Your instructions:
Report all lines holding "Extremos".

------------------------------------------------------------

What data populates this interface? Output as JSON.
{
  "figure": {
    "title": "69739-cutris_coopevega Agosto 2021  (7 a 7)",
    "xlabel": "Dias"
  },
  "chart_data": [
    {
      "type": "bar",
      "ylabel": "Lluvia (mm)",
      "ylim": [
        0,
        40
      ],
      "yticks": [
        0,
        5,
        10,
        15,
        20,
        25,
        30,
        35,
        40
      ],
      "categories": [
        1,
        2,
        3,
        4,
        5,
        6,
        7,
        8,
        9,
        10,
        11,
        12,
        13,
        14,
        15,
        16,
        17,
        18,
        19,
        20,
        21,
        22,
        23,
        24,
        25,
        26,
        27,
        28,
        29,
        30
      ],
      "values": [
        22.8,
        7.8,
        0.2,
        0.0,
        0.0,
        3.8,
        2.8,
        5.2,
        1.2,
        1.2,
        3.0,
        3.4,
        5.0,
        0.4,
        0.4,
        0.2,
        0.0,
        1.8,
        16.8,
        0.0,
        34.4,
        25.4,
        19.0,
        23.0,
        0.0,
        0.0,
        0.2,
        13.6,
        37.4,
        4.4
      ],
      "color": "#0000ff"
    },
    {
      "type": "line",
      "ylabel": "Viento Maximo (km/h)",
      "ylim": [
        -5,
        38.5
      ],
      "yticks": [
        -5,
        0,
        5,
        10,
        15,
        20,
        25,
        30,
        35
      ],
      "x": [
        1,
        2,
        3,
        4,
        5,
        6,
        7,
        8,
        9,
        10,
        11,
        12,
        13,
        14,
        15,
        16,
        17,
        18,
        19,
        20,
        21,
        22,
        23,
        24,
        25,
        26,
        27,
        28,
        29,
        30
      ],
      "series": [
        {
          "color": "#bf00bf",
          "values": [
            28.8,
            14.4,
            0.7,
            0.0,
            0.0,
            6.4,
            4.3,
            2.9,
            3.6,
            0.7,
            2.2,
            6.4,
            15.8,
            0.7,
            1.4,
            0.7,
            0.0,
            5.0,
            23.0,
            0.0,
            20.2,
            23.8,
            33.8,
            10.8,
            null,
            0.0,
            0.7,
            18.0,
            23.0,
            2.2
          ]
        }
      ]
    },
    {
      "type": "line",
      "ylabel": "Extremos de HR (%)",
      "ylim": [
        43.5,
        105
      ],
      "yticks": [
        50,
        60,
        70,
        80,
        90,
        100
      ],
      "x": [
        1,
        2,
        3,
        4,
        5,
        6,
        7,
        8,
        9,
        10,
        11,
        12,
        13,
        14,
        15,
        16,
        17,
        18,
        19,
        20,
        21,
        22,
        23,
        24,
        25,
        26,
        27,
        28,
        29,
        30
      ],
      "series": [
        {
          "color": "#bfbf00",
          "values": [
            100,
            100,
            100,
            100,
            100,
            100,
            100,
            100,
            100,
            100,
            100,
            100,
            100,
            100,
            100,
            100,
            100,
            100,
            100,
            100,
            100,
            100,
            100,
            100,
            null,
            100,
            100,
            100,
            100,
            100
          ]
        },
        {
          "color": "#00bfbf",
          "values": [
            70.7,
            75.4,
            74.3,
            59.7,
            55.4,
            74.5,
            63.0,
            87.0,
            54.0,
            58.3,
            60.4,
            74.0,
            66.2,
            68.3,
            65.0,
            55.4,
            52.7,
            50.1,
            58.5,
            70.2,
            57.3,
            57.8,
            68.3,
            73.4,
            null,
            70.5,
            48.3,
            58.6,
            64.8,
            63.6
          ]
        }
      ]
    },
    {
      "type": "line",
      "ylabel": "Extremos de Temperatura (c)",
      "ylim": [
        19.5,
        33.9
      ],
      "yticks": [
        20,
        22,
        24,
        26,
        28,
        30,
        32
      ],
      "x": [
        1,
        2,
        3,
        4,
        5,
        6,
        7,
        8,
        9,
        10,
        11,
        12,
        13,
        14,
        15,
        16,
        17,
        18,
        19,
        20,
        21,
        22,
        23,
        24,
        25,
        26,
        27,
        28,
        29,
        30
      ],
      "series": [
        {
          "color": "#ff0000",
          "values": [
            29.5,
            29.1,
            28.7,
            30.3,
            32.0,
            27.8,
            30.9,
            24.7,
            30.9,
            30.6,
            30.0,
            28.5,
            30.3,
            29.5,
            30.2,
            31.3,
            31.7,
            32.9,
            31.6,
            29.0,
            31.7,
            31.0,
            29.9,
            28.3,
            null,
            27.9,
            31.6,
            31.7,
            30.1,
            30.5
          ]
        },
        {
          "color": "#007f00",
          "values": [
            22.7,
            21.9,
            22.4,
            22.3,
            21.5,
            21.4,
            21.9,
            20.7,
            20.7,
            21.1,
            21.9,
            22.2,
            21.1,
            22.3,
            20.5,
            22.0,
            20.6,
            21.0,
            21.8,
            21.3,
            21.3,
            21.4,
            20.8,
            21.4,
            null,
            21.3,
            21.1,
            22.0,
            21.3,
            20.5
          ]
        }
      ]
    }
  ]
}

------------------------------------------------------------

Solution for this exercise:
      "ylabel": "Extremos de HR (%)",
      "ylabel": "Extremos de Temperatura (c)",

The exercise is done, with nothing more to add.